>>

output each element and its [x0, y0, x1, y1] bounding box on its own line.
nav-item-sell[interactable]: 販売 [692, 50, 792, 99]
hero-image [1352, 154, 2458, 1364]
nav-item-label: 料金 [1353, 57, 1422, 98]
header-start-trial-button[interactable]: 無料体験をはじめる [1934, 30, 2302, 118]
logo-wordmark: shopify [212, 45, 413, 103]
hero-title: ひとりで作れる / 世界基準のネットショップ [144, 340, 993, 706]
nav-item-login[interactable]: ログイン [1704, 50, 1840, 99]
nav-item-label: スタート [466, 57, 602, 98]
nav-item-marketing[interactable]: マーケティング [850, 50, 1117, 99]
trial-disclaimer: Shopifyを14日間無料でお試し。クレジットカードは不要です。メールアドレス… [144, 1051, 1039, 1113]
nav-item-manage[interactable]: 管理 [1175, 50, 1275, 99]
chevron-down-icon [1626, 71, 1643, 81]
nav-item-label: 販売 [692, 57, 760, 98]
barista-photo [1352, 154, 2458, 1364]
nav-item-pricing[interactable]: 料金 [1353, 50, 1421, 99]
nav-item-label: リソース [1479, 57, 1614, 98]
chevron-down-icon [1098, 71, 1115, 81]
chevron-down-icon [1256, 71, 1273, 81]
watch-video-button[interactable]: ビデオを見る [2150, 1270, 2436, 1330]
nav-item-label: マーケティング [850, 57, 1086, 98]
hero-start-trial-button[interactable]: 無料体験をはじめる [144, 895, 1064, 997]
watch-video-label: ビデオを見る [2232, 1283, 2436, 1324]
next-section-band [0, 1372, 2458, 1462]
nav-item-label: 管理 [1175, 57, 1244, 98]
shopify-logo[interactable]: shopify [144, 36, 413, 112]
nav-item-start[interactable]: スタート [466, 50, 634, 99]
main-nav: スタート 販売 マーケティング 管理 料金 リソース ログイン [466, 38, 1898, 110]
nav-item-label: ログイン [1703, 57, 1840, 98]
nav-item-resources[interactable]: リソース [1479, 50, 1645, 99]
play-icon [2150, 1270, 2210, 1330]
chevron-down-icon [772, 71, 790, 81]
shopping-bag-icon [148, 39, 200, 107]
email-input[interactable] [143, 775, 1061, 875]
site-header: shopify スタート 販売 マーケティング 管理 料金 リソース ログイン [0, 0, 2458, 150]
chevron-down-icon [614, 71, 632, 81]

<<

> **Description of the task**
Return every line of the entry above unchanged, in the same order.

> **The answer**
output each element and its [x0, y0, x1, y1] bounding box on its own line.
nav-item-sell[interactable]: 販売 [692, 50, 792, 99]
hero-image [1352, 154, 2458, 1364]
nav-item-label: 料金 [1353, 57, 1422, 98]
header-start-trial-button[interactable]: 無料体験をはじめる [1934, 30, 2302, 118]
logo-wordmark: shopify [212, 45, 413, 103]
hero-title: ひとりで作れる / 世界基準のネットショップ [144, 340, 993, 706]
nav-item-login[interactable]: ログイン [1704, 50, 1840, 99]
nav-item-label: スタート [466, 57, 602, 98]
nav-item-marketing[interactable]: マーケティング [850, 50, 1117, 99]
trial-disclaimer: Shopifyを14日間無料でお試し。クレジットカードは不要です。メールアドレス… [144, 1051, 1039, 1113]
nav-item-manage[interactable]: 管理 [1175, 50, 1275, 99]
chevron-down-icon [1626, 71, 1643, 81]
nav-item-label: 販売 [692, 57, 760, 98]
barista-photo [1352, 154, 2458, 1364]
nav-item-pricing[interactable]: 料金 [1353, 50, 1421, 99]
nav-item-label: リソース [1479, 57, 1614, 98]
chevron-down-icon [1098, 71, 1115, 81]
chevron-down-icon [1256, 71, 1273, 81]
watch-video-button[interactable]: ビデオを見る [2150, 1270, 2436, 1330]
nav-item-label: マーケティング [850, 57, 1086, 98]
hero-start-trial-button[interactable]: 無料体験をはじめる [144, 895, 1064, 997]
watch-video-label: ビデオを見る [2232, 1283, 2436, 1324]
next-section-band [0, 1372, 2458, 1462]
nav-item-label: 管理 [1175, 57, 1244, 98]
shopify-logo[interactable]: shopify [144, 36, 413, 112]
nav-item-start[interactable]: スタート [466, 50, 634, 99]
main-nav: スタート 販売 マーケティング 管理 料金 リソース ログイン [466, 38, 1898, 110]
nav-item-label: ログイン [1703, 57, 1840, 98]
nav-item-resources[interactable]: リソース [1479, 50, 1645, 99]
play-icon [2150, 1270, 2210, 1330]
chevron-down-icon [772, 71, 790, 81]
shopping-bag-icon [148, 39, 200, 107]
email-input[interactable] [143, 775, 1061, 875]
site-header: shopify スタート 販売 マーケティング 管理 料金 リソース ログイン [0, 0, 2458, 150]
chevron-down-icon [614, 71, 632, 81]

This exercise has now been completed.